Recorded data
__________

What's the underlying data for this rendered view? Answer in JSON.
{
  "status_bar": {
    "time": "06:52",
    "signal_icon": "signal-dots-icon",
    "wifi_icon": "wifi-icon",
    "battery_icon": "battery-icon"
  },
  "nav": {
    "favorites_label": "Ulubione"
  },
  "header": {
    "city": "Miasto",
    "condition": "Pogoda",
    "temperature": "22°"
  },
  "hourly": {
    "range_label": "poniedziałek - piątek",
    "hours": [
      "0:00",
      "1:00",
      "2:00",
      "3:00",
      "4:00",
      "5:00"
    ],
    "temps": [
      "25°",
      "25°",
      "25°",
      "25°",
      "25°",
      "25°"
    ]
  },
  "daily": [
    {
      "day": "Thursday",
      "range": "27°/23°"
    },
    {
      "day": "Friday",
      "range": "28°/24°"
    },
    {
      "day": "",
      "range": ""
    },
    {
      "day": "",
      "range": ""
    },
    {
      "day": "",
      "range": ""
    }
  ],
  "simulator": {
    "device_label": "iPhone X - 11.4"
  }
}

__________

STATED TASK | Scan the material above for the string "icon" and return the lines that hold it.

SOLUTION TO THIS PROBLEM |
    "signal_icon": "signal-dots-icon",
    "wifi_icon": "wifi-icon",
    "battery_icon": "battery-icon"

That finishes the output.